__SHORT EXERCISE__. Spot every line with the word "attached" and return it.

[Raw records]
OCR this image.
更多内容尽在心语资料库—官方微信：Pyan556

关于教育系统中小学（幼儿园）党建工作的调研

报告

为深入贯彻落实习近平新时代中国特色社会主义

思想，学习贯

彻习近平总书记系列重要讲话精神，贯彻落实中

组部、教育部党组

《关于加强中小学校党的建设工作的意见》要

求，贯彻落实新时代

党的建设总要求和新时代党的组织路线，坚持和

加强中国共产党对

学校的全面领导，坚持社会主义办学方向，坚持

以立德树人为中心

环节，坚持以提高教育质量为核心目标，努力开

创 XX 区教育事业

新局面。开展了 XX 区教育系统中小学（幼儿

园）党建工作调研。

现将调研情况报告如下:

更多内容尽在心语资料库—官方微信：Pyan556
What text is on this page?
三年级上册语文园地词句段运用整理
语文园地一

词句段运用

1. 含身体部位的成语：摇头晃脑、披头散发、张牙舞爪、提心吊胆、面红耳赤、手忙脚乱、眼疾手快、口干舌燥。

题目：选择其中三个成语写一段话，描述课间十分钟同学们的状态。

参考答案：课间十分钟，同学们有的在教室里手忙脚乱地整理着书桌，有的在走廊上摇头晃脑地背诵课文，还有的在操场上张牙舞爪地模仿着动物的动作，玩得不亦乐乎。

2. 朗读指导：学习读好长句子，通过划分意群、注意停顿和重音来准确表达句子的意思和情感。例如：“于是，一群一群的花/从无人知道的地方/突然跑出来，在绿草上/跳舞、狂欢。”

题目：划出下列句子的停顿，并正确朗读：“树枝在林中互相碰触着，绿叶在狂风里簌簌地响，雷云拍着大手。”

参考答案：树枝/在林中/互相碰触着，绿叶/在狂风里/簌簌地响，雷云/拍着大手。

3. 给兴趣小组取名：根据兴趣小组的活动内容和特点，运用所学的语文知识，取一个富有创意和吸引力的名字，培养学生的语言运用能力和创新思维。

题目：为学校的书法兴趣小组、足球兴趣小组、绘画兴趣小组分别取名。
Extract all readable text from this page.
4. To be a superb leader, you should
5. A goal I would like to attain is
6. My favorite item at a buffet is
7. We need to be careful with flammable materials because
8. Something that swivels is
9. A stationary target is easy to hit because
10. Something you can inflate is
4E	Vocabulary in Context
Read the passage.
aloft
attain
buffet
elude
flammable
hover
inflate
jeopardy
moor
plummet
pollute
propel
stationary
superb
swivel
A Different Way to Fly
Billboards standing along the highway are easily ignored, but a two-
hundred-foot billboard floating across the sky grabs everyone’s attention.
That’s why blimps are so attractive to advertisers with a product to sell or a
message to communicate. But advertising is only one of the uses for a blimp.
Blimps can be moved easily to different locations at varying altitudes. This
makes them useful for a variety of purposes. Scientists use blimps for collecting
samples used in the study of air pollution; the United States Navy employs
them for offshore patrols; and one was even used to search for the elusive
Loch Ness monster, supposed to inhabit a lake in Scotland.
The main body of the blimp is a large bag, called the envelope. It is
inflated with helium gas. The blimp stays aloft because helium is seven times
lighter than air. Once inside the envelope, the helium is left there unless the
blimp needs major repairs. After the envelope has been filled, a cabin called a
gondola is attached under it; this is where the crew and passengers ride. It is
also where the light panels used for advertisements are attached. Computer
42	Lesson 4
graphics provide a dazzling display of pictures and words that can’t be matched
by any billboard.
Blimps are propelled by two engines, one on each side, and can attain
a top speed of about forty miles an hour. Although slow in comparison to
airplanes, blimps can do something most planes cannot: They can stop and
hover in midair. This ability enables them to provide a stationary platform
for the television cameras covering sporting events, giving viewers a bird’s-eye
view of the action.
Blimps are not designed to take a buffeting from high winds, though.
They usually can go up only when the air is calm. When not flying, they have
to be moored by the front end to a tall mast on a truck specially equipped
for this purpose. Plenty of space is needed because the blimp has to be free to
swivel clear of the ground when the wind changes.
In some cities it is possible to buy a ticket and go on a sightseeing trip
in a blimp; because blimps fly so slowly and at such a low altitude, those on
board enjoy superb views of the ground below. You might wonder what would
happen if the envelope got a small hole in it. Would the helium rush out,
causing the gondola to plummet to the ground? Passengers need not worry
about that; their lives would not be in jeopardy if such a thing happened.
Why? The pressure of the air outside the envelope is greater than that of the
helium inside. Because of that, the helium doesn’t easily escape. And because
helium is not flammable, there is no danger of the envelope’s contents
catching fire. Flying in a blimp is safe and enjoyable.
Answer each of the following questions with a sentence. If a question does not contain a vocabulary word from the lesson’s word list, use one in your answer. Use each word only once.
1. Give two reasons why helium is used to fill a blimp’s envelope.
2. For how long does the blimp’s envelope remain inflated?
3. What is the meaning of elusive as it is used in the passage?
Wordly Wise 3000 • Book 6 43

__EXPECTED OUTPUT__.
gondola is attached under it; this is where the crew and passengers ride. It is
also where the light panels used for advertisements are attached. Computer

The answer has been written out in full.